== Exercise aim ==
Note how many lines contain "Computer" and give that number, with nothing else.
# # # # #
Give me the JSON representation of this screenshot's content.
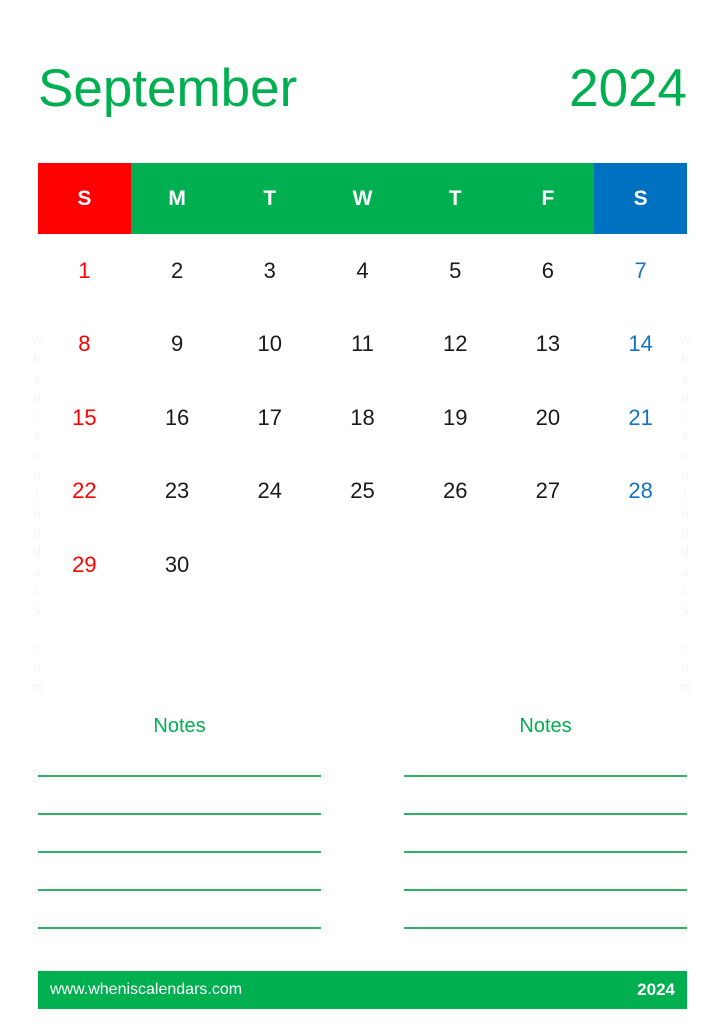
{
  "header": {
    "month": "September",
    "year": "2024"
  },
  "weekdays": [
    {
      "label": "S",
      "kind": "sun"
    },
    {
      "label": "M",
      "kind": "weekday"
    },
    {
      "label": "T",
      "kind": "weekday"
    },
    {
      "label": "W",
      "kind": "weekday"
    },
    {
      "label": "T",
      "kind": "weekday"
    },
    {
      "label": "F",
      "kind": "weekday"
    },
    {
      "label": "S",
      "kind": "sat"
    }
  ],
  "weeks": [
    [
      {
        "label": "1",
        "kind": "sun"
      },
      {
        "label": "2",
        "kind": "weekday"
      },
      {
        "label": "3",
        "kind": "weekday"
      },
      {
        "label": "4",
        "kind": "weekday"
      },
      {
        "label": "5",
        "kind": "weekday"
      },
      {
        "label": "6",
        "kind": "weekday"
      },
      {
        "label": "7",
        "kind": "sat"
      }
    ],
    [
      {
        "label": "8",
        "kind": "sun"
      },
      {
        "label": "9",
        "kind": "weekday"
      },
      {
        "label": "10",
        "kind": "weekday"
      },
      {
        "label": "11",
        "kind": "weekday"
      },
      {
        "label": "12",
        "kind": "weekday"
      },
      {
        "label": "13",
        "kind": "weekday"
      },
      {
        "label": "14",
        "kind": "sat"
      }
    ],
    [
      {
        "label": "15",
        "kind": "sun"
      },
      {
        "label": "16",
        "kind": "weekday"
      },
      {
        "label": "17",
        "kind": "weekday"
      },
      {
        "label": "18",
        "kind": "weekday"
      },
      {
        "label": "19",
        "kind": "weekday"
      },
      {
        "label": "20",
        "kind": "weekday"
      },
      {
        "label": "21",
        "kind": "sat"
      }
    ],
    [
      {
        "label": "22",
        "kind": "sun"
      },
      {
        "label": "23",
        "kind": "weekday"
      },
      {
        "label": "24",
        "kind": "weekday"
      },
      {
        "label": "25",
        "kind": "weekday"
      },
      {
        "label": "26",
        "kind": "weekday"
      },
      {
        "label": "27",
        "kind": "weekday"
      },
      {
        "label": "28",
        "kind": "sat"
      }
    ],
    [
      {
        "label": "29",
        "kind": "sun"
      },
      {
        "label": "30",
        "kind": "weekday"
      },
      {
        "label": "",
        "kind": "empty"
      },
      {
        "label": "",
        "kind": "empty"
      },
      {
        "label": "",
        "kind": "empty"
      },
      {
        "label": "",
        "kind": "empty"
      },
      {
        "label": "",
        "kind": "empty"
      }
    ]
  ],
  "notes": {
    "left_title": "Notes",
    "right_title": "Notes",
    "line_count": 5
  },
  "watermark": {
    "text": "wheniscalendars.com"
  },
  "footer": {
    "url": "www.wheniscalendars.com",
    "year": "2024"
  },
  "colors": {
    "green": "#00AF50",
    "red": "#FF0000",
    "blue": "#0070C0",
    "saturday_text": "#1373C6",
    "note_line": "#2CB464",
    "weekday_text": "#1a1a1a",
    "watermark": "#f4f4f4"
  }
}
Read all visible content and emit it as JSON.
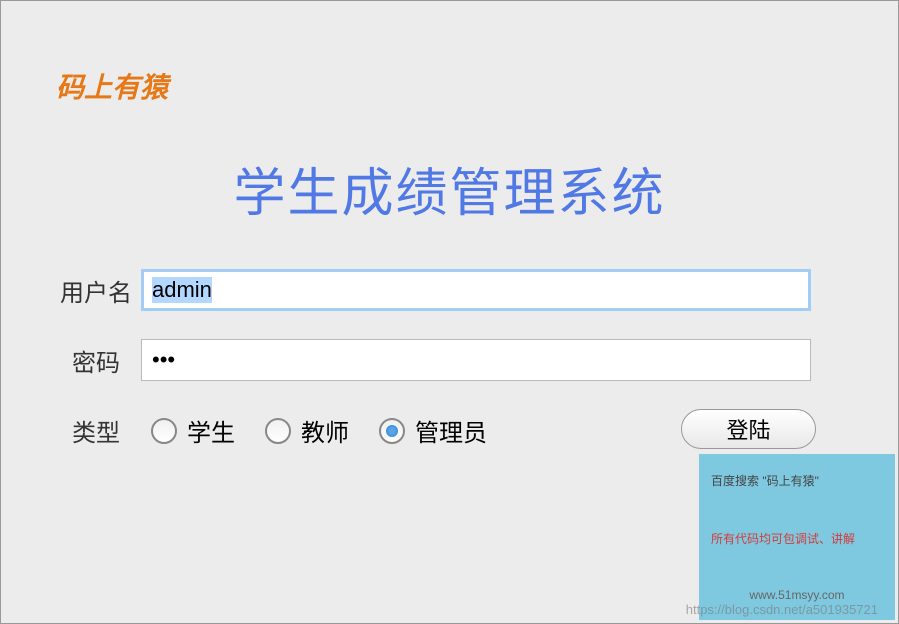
{
  "brand": "码上有猿",
  "title": "学生成绩管理系统",
  "form": {
    "username_label": "用户名",
    "username_value": "admin",
    "password_label": "密码",
    "password_value": "•••",
    "type_label": "类型",
    "radio_options": {
      "student": "学生",
      "teacher": "教师",
      "admin": "管理员"
    },
    "selected_type": "admin",
    "login_button": "登陆"
  },
  "infobox": {
    "line1": "百度搜索 \"码上有猿\"",
    "line2": "所有代码均可包调试、讲解",
    "line3": "www.51msyy.com"
  },
  "watermark": "https://blog.csdn.net/a501935721"
}
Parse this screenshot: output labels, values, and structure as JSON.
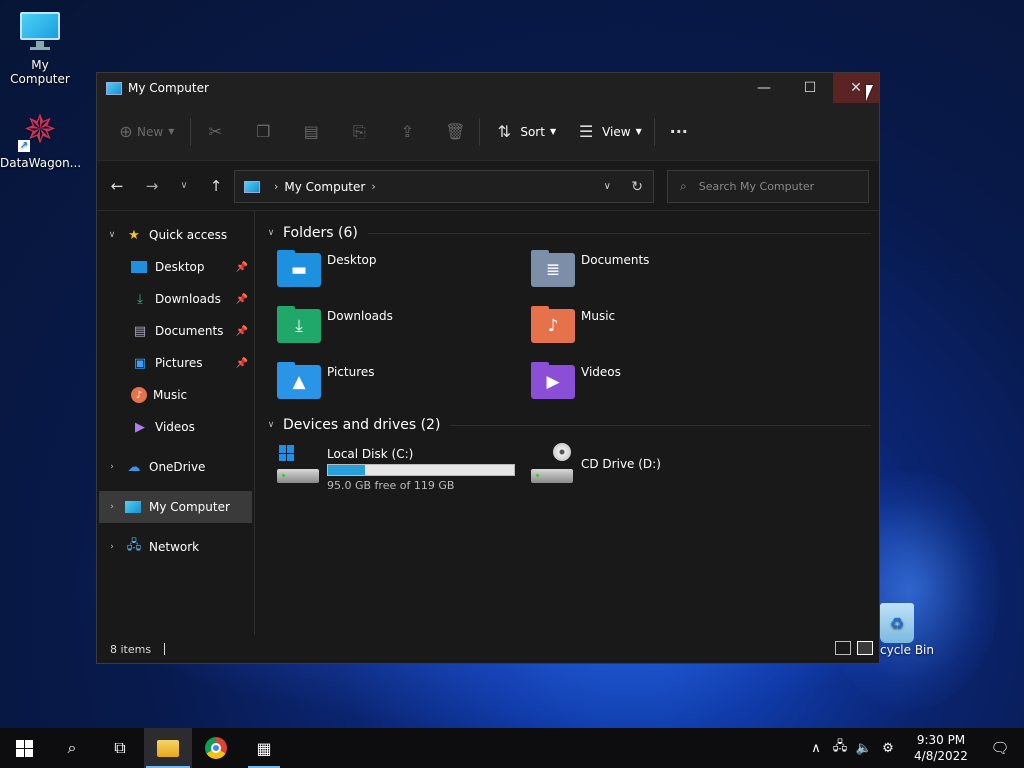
{
  "desktop": {
    "icons": [
      {
        "label": "My Computer"
      },
      {
        "label": "DataWagon..."
      }
    ],
    "recycle_bin_label": "cycle Bin"
  },
  "window": {
    "title": "My Computer",
    "controls": {
      "minimize": "—",
      "maximize": "☐",
      "close": "✕"
    }
  },
  "command_bar": {
    "new_label": "New",
    "sort_label": "Sort",
    "view_label": "View",
    "more_label": "···"
  },
  "address_bar": {
    "crumb": "My Computer",
    "search_placeholder": "Search My Computer"
  },
  "sidebar": {
    "quick_access": "Quick access",
    "pinned": [
      {
        "label": "Desktop"
      },
      {
        "label": "Downloads"
      },
      {
        "label": "Documents"
      },
      {
        "label": "Pictures"
      },
      {
        "label": "Music"
      },
      {
        "label": "Videos"
      }
    ],
    "onedrive": "OneDrive",
    "my_computer": "My Computer",
    "network": "Network"
  },
  "content": {
    "folders_header": "Folders (6)",
    "folders": [
      {
        "label": "Desktop",
        "color": "#1e90e0"
      },
      {
        "label": "Documents",
        "color": "#7d8fa8"
      },
      {
        "label": "Downloads",
        "color": "#1fa86a"
      },
      {
        "label": "Music",
        "color": "#e5724a"
      },
      {
        "label": "Pictures",
        "color": "#2a94e6"
      },
      {
        "label": "Videos",
        "color": "#8a4fd6"
      }
    ],
    "devices_header": "Devices and drives (2)",
    "drives": [
      {
        "label": "Local Disk (C:)",
        "free_text": "95.0 GB free of 119 GB",
        "used_fraction": 0.2
      },
      {
        "label": "CD Drive (D:)"
      }
    ]
  },
  "status_bar": {
    "item_count": "8 items"
  },
  "taskbar": {
    "time": "9:30 PM",
    "date": "4/8/2022"
  }
}
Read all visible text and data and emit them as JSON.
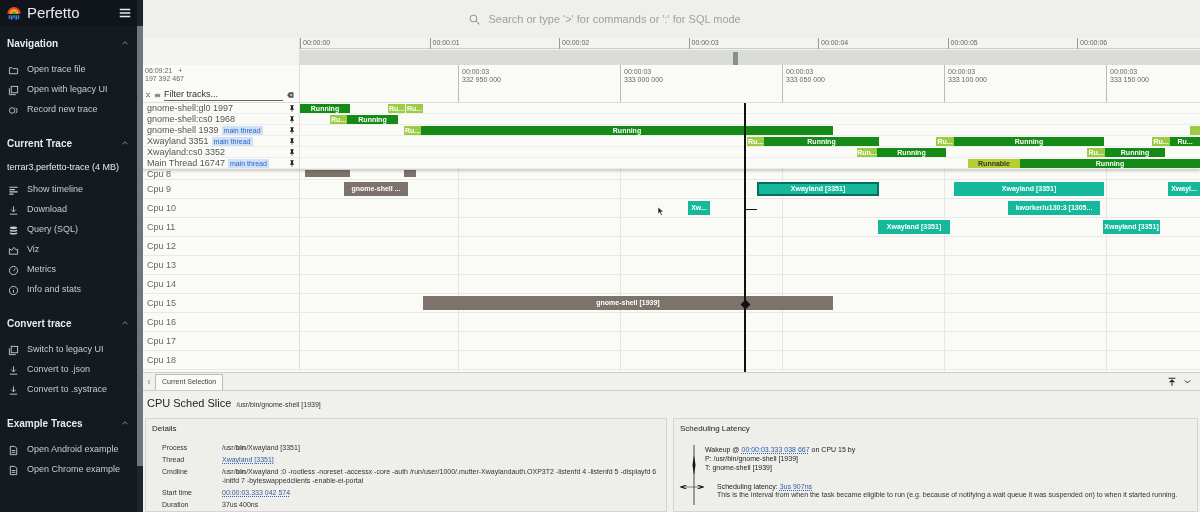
# # # # #
== Result of this exercise ==
5